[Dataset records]
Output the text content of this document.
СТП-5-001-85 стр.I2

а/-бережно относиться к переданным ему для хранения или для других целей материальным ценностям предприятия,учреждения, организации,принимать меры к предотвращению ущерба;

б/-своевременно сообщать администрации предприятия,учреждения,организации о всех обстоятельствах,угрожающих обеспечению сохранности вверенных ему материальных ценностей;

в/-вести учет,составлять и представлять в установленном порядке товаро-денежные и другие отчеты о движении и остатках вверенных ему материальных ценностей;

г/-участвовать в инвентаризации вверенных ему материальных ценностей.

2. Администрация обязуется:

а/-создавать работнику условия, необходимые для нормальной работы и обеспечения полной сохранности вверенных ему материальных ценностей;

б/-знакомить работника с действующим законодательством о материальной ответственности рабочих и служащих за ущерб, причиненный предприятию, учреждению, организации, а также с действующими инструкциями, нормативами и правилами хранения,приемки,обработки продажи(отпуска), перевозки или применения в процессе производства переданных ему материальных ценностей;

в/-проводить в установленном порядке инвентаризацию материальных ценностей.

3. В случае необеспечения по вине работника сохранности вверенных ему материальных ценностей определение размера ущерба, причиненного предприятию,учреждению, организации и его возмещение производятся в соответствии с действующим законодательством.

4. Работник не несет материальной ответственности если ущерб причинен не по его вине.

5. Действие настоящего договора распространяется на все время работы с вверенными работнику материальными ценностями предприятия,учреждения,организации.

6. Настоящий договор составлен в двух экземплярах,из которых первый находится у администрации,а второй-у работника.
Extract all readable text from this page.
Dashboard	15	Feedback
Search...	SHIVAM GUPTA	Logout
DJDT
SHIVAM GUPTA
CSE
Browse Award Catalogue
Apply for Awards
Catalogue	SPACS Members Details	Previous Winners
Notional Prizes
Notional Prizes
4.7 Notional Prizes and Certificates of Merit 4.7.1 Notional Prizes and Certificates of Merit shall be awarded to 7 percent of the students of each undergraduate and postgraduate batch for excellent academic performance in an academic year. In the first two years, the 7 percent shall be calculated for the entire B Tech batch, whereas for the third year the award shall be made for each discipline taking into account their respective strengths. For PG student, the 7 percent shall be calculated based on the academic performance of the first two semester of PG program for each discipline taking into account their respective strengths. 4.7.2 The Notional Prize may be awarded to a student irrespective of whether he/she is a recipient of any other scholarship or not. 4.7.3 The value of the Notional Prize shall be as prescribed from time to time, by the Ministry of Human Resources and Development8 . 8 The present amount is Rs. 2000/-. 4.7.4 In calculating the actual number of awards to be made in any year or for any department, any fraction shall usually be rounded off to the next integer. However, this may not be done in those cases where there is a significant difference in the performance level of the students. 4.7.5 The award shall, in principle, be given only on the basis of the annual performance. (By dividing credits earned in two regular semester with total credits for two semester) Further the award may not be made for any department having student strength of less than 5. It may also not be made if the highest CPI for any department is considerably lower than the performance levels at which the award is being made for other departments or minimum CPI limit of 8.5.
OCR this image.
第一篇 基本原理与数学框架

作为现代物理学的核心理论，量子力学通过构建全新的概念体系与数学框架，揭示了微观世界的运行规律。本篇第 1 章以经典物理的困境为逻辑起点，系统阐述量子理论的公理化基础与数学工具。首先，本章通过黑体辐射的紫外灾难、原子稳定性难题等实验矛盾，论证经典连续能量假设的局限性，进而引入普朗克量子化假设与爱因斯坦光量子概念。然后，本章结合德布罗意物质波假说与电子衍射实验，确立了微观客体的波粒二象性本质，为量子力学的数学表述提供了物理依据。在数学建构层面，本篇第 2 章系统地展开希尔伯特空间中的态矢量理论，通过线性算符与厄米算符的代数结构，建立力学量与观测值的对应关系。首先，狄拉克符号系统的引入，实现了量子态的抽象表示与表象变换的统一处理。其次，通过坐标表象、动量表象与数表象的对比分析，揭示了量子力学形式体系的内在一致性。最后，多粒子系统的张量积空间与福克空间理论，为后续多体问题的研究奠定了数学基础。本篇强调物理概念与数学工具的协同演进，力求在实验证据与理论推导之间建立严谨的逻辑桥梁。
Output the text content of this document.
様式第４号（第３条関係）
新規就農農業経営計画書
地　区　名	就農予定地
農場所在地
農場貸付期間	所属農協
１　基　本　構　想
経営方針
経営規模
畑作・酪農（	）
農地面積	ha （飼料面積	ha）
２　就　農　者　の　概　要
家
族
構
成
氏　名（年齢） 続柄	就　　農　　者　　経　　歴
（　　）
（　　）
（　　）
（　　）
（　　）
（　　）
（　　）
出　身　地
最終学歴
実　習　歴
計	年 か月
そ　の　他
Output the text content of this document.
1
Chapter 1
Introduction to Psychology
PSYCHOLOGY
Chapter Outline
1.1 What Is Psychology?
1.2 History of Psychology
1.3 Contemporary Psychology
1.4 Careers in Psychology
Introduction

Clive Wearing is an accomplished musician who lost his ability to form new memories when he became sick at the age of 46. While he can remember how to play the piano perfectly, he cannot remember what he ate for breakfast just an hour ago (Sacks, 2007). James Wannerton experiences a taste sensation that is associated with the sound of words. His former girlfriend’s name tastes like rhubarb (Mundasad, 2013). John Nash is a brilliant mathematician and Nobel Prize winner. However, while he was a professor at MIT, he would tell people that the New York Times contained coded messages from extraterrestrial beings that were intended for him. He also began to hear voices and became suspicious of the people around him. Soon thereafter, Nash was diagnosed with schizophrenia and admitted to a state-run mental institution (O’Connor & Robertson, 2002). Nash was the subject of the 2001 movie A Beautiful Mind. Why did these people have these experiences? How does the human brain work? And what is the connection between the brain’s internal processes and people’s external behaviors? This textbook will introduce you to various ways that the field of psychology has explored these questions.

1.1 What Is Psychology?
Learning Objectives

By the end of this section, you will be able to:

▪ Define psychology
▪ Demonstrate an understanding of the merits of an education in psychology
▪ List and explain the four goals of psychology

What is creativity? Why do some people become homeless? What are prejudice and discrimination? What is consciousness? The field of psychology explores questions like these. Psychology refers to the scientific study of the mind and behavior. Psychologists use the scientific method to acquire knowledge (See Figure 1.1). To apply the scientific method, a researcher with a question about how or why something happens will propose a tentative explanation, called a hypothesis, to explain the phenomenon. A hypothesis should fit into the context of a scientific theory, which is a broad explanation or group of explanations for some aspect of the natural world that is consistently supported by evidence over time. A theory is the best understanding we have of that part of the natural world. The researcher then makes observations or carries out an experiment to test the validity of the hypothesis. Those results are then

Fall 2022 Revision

◆ WHAT THIS TASK INVOLVES
Say how many lines contain "Catalogue", and give nothing but that number.

◆ RIGHT ANSWER
2